▶ **Required work**
The entries that follow should be written out exactly.

[Collected data entries]
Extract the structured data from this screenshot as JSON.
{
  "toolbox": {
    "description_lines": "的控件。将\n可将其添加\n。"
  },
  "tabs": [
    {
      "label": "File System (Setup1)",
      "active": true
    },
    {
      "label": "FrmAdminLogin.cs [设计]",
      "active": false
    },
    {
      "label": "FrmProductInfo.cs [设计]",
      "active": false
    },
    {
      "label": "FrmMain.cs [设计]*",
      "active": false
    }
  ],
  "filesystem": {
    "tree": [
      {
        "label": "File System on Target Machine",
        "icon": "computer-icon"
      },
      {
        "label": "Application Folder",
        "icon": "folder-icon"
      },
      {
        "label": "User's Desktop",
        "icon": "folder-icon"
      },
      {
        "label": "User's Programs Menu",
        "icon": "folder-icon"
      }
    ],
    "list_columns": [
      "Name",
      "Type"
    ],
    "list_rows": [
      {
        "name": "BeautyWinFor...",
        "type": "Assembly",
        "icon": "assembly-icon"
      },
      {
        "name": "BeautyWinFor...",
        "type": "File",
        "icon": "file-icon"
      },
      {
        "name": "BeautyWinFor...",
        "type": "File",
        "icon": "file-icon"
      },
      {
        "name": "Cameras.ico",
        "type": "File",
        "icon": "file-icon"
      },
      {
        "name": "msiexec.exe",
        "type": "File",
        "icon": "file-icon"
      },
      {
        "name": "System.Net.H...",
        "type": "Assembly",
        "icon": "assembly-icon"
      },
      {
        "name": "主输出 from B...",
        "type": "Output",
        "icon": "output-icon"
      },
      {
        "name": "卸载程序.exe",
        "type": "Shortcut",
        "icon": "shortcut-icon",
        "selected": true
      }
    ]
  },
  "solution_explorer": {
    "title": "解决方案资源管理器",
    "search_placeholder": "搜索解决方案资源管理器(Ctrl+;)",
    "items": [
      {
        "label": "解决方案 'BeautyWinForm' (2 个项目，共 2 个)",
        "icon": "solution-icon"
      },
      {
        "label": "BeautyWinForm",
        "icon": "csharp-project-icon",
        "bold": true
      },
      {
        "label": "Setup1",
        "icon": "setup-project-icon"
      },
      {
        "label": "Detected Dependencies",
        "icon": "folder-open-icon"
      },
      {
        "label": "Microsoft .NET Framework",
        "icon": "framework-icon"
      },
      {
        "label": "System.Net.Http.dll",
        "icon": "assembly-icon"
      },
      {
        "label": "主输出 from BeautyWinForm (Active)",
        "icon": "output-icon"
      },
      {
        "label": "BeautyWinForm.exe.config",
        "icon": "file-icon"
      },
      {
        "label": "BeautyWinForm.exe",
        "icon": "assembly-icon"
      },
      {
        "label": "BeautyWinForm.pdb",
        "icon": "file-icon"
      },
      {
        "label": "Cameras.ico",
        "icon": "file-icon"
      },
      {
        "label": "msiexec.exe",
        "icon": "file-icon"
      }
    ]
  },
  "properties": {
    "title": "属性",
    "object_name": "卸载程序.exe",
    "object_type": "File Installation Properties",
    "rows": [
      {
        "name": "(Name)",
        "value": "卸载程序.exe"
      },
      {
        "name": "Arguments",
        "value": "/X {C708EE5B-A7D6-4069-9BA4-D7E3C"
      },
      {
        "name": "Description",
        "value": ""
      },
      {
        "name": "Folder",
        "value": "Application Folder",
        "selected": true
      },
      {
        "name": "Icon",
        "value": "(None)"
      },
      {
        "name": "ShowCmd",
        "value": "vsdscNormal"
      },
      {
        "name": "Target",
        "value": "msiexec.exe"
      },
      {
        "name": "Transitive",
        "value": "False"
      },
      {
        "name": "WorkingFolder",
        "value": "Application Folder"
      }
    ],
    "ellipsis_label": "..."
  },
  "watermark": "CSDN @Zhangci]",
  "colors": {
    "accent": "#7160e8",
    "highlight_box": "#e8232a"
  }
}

▶ **Completed exercise**
Extract the structured data from this screenshot as JSON.
{
  "toolbox": {
    "description_lines": "的控件。将\n可将其添加\n。"
  },
  "tabs": [
    {
      "label": "File System (Setup1)",
      "active": true
    },
    {
      "label": "FrmAdminLogin.cs [设计]",
      "active": false
    },
    {
      "label": "FrmProductInfo.cs [设计]",
      "active": false
    },
    {
      "label": "FrmMain.cs [设计]*",
      "active": false
    }
  ],
  "filesystem": {
    "tree": [
      {
        "label": "File System on Target Machine",
        "icon": "computer-icon"
      },
      {
        "label": "Application Folder",
        "icon": "folder-icon"
      },
      {
        "label": "User's Desktop",
        "icon": "folder-icon"
      },
      {
        "label": "User's Programs Menu",
        "icon": "folder-icon"
      }
    ],
    "list_columns": [
      "Name",
      "Type"
    ],
    "list_rows": [
      {
        "name": "BeautyWinFor...",
        "type": "Assembly",
        "icon": "assembly-icon"
      },
      {
        "name": "BeautyWinFor...",
        "type": "File",
        "icon": "file-icon"
      },
      {
        "name": "BeautyWinFor...",
        "type": "File",
        "icon": "file-icon"
      },
      {
        "name": "Cameras.ico",
        "type": "File",
        "icon": "file-icon"
      },
      {
        "name": "msiexec.exe",
        "type": "File",
        "icon": "file-icon"
      },
      {
        "name": "System.Net.H...",
        "type": "Assembly",
        "icon": "assembly-icon"
      },
      {
        "name": "主输出 from B...",
        "type": "Output",
        "icon": "output-icon"
      },
      {
        "name": "卸载程序.exe",
        "type": "Shortcut",
        "icon": "shortcut-icon",
        "selected": true
      }
    ]
  },
  "solution_explorer": {
    "title": "解决方案资源管理器",
    "search_placeholder": "搜索解决方案资源管理器(Ctrl+;)",
    "items": [
      {
        "label": "解决方案 'BeautyWinForm' (2 个项目，共 2 个)",
        "icon": "solution-icon"
      },
      {
        "label": "BeautyWinForm",
        "icon": "csharp-project-icon",
        "bold": true
      },
      {
        "label": "Setup1",
        "icon": "setup-project-icon"
      },
      {
        "label": "Detected Dependencies",
        "icon": "folder-open-icon"
      },
      {
        "label": "Microsoft .NET Framework",
        "icon": "framework-icon"
      },
      {
        "label": "System.Net.Http.dll",
        "icon": "assembly-icon"
      },
      {
        "label": "主输出 from BeautyWinForm (Active)",
        "icon": "output-icon"
      },
      {
        "label": "BeautyWinForm.exe.config",
        "icon": "file-icon"
      },
      {
        "label": "BeautyWinForm.exe",
        "icon": "assembly-icon"
      },
      {
        "label": "BeautyWinForm.pdb",
        "icon": "file-icon"
      },
      {
        "label": "Cameras.ico",
        "icon": "file-icon"
      },
      {
        "label": "msiexec.exe",
        "icon": "file-icon"
      }
    ]
  },
  "properties": {
    "title": "属性",
    "object_name": "卸载程序.exe",
    "object_type": "File Installation Properties",
    "rows": [
      {
        "name": "(Name)",
        "value": "卸载程序.exe"
      },
      {
        "name": "Arguments",
        "value": "/X {C708EE5B-A7D6-4069-9BA4-D7E3C"
      },
      {
        "name": "Description",
        "value": ""
      },
      {
        "name": "Folder",
        "value": "Application Folder",
        "selected": true
      },
      {
        "name": "Icon",
        "value": "(None)"
      },
      {
        "name": "ShowCmd",
        "value": "vsdscNormal"
      },
      {
        "name": "Target",
        "value": "msiexec.exe"
      },
      {
        "name": "Transitive",
        "value": "False"
      },
      {
        "name": "WorkingFolder",
        "value": "Application Folder"
      }
    ],
    "ellipsis_label": "..."
  },
  "watermark": "CSDN @Zhangci]",
  "colors": {
    "accent": "#7160e8",
    "highlight_box": "#e8232a"
  }
}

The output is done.